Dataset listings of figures
○ ○ ○ ○

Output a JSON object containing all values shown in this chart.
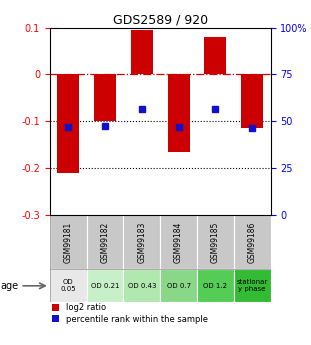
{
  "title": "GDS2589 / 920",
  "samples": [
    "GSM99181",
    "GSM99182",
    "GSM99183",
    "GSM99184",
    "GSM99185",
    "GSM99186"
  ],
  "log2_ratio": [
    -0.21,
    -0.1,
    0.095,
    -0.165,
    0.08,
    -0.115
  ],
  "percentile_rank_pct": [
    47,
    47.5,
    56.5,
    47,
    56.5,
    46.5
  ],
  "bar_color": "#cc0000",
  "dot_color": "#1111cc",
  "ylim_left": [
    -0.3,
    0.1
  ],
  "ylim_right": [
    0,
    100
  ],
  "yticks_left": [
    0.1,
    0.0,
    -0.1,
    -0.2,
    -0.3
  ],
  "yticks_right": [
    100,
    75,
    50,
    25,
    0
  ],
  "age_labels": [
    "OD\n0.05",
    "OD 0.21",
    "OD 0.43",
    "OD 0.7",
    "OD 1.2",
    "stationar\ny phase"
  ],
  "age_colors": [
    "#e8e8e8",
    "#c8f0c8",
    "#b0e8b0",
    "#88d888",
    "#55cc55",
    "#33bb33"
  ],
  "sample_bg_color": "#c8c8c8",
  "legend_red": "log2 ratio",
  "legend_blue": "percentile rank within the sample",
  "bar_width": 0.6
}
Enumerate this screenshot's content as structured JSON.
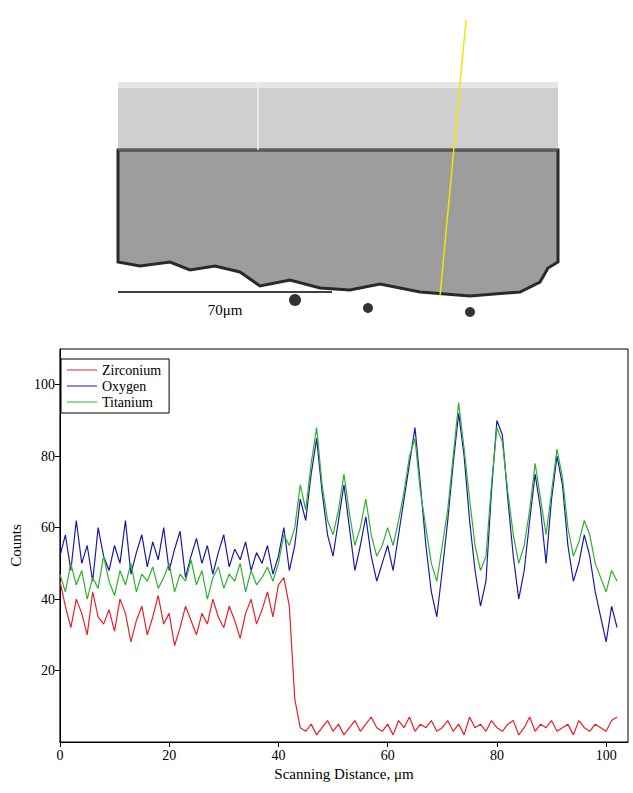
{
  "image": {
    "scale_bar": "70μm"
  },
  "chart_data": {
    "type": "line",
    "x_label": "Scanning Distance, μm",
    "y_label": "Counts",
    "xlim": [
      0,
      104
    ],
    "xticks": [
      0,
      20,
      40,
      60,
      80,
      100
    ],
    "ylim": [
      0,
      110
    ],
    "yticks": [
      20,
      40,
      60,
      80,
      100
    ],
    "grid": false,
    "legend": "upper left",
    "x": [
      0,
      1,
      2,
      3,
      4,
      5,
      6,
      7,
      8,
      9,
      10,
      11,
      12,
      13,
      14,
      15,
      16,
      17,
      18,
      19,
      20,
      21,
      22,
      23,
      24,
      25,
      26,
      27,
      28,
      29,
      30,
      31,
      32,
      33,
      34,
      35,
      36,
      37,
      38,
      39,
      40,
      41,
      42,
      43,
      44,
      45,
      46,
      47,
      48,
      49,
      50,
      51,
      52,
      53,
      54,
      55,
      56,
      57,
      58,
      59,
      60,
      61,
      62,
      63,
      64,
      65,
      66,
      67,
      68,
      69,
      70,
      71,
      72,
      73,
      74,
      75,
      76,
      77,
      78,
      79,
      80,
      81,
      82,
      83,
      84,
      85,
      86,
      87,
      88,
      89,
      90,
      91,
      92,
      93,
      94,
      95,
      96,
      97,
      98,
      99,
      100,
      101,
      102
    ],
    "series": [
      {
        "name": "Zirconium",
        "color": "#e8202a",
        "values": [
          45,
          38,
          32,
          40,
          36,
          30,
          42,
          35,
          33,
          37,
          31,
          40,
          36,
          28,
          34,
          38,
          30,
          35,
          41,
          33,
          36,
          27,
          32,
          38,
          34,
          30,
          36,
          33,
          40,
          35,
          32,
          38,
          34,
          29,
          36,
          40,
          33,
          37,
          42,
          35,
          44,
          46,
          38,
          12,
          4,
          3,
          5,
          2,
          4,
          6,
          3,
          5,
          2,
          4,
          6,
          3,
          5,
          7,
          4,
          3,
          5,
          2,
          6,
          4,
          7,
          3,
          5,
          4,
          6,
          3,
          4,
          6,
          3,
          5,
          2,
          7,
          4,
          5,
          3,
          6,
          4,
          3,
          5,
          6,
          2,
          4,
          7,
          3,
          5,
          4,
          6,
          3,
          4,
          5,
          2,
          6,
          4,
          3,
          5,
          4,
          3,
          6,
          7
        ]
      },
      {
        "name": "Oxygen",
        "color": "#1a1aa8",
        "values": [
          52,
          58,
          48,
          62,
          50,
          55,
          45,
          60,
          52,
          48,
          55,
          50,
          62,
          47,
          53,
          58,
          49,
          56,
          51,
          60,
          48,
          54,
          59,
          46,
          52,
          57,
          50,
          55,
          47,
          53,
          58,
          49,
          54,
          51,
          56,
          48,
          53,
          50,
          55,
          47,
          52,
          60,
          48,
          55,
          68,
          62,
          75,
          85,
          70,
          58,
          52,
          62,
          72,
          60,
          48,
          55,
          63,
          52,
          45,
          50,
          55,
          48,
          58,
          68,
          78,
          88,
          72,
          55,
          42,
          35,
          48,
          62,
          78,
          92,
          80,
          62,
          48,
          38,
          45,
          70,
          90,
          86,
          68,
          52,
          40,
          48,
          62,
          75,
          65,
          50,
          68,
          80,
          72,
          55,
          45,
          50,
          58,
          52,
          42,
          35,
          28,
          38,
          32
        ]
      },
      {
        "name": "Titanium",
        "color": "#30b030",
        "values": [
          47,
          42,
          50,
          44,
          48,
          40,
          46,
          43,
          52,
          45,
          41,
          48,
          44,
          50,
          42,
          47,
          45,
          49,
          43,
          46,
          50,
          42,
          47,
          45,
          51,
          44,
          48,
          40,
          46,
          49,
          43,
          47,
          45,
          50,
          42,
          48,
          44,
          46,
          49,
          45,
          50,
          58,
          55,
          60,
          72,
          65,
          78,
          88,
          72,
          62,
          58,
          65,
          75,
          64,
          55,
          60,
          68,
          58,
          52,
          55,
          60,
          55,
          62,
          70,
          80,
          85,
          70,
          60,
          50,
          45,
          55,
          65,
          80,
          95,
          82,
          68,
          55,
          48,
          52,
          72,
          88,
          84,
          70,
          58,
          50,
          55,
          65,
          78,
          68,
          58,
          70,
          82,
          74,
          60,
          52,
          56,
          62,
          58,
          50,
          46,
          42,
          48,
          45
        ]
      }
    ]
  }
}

○ ○ ○ ○

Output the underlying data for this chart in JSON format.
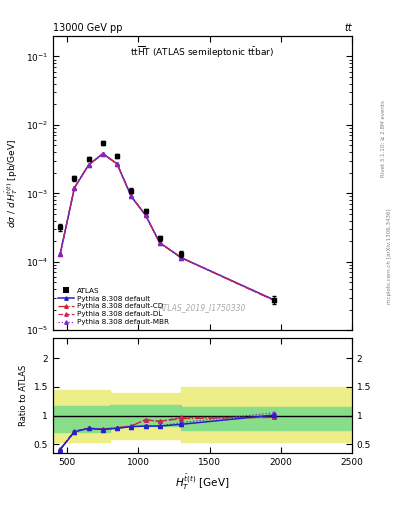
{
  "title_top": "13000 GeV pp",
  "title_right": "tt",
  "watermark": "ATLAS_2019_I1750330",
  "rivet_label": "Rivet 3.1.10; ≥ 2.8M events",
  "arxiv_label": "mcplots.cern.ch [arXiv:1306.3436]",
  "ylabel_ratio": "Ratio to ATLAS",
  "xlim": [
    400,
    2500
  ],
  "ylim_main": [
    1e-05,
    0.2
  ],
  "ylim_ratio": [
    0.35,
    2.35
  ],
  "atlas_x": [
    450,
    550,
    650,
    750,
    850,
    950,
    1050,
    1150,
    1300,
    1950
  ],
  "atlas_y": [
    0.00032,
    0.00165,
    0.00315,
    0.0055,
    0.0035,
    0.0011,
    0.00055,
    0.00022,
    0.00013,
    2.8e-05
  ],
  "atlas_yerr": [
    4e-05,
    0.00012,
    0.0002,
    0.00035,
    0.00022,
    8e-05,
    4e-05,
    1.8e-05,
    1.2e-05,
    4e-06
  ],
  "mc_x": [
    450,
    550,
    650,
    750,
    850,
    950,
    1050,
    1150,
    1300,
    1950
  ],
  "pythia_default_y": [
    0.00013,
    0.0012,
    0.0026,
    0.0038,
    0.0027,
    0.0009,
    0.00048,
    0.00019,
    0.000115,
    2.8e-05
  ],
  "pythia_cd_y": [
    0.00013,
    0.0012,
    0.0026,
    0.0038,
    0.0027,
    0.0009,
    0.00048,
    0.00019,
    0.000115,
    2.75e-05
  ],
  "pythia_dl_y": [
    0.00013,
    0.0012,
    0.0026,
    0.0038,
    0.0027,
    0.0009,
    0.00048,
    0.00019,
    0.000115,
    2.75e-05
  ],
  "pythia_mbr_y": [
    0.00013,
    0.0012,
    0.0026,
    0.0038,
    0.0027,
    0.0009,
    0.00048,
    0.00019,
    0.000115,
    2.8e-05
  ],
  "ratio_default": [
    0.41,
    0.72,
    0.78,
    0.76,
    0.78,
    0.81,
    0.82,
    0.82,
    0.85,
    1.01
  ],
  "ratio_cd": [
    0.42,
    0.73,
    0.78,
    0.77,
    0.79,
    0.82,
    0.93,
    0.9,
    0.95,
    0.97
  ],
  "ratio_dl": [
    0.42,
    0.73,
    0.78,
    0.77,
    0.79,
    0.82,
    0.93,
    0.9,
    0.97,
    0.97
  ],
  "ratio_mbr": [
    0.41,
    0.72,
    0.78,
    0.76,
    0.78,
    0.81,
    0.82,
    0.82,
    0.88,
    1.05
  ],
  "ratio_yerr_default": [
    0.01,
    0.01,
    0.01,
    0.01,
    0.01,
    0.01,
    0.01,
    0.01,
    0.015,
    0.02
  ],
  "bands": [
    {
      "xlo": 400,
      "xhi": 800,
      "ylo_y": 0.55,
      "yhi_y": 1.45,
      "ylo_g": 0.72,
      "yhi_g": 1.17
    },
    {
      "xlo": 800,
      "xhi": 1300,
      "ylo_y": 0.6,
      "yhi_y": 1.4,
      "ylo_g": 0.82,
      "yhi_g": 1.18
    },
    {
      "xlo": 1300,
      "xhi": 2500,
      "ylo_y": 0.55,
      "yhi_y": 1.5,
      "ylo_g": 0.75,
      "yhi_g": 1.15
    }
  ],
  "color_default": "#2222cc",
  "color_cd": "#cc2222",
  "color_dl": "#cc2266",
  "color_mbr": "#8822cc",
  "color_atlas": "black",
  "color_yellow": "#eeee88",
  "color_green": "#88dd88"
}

○ ○ ○ ○

**REQUIREMENTS**
Copy all lines from the material that include "Output".

**WRITTEN REPLY**
Output a JSON object containing all values shown in this chart.
Output the underlying data for this chart in JSON format.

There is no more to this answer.